::: Data shown :::
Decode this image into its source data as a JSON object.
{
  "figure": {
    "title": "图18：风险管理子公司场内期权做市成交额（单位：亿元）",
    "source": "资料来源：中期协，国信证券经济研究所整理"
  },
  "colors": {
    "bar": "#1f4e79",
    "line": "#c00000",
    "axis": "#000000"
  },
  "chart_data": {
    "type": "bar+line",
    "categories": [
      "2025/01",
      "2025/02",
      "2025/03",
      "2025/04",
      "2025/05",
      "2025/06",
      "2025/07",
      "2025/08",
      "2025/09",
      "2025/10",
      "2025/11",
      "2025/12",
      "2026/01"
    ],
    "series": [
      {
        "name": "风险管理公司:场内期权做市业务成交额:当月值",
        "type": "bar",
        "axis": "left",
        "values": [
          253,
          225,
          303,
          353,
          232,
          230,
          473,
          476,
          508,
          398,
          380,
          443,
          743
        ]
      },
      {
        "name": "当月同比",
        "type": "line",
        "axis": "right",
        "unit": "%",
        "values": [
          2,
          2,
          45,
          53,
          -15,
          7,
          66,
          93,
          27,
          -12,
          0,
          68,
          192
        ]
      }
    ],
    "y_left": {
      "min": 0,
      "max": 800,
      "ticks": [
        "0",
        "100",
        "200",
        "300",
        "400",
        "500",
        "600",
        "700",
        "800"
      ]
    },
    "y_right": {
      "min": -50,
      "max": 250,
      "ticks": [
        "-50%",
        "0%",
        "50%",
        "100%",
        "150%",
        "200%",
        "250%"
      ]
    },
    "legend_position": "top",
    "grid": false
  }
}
:::
* The task *
Return every line exactly.

* Output of the task *
Decode this image into its source data as a JSON object.
{
  "figure": {
    "title": "图18：风险管理子公司场内期权做市成交额（单位：亿元）",
    "source": "资料来源：中期协，国信证券经济研究所整理"
  },
  "colors": {
    "bar": "#1f4e79",
    "line": "#c00000",
    "axis": "#000000"
  },
  "chart_data": {
    "type": "bar+line",
    "categories": [
      "2025/01",
      "2025/02",
      "2025/03",
      "2025/04",
      "2025/05",
      "2025/06",
      "2025/07",
      "2025/08",
      "2025/09",
      "2025/10",
      "2025/11",
      "2025/12",
      "2026/01"
    ],
    "series": [
      {
        "name": "风险管理公司:场内期权做市业务成交额:当月值",
        "type": "bar",
        "axis": "left",
        "values": [
          253,
          225,
          303,
          353,
          232,
          230,
          473,
          476,
          508,
          398,
          380,
          443,
          743
        ]
      },
      {
        "name": "当月同比",
        "type": "line",
        "axis": "right",
        "unit": "%",
        "values": [
          2,
          2,
          45,
          53,
          -15,
          7,
          66,
          93,
          27,
          -12,
          0,
          68,
          192
        ]
      }
    ],
    "y_left": {
      "min": 0,
      "max": 800,
      "ticks": [
        "0",
        "100",
        "200",
        "300",
        "400",
        "500",
        "600",
        "700",
        "800"
      ]
    },
    "y_right": {
      "min": -50,
      "max": 250,
      "ticks": [
        "-50%",
        "0%",
        "50%",
        "100%",
        "150%",
        "200%",
        "250%"
      ]
    },
    "legend_position": "top",
    "grid": false
  }
}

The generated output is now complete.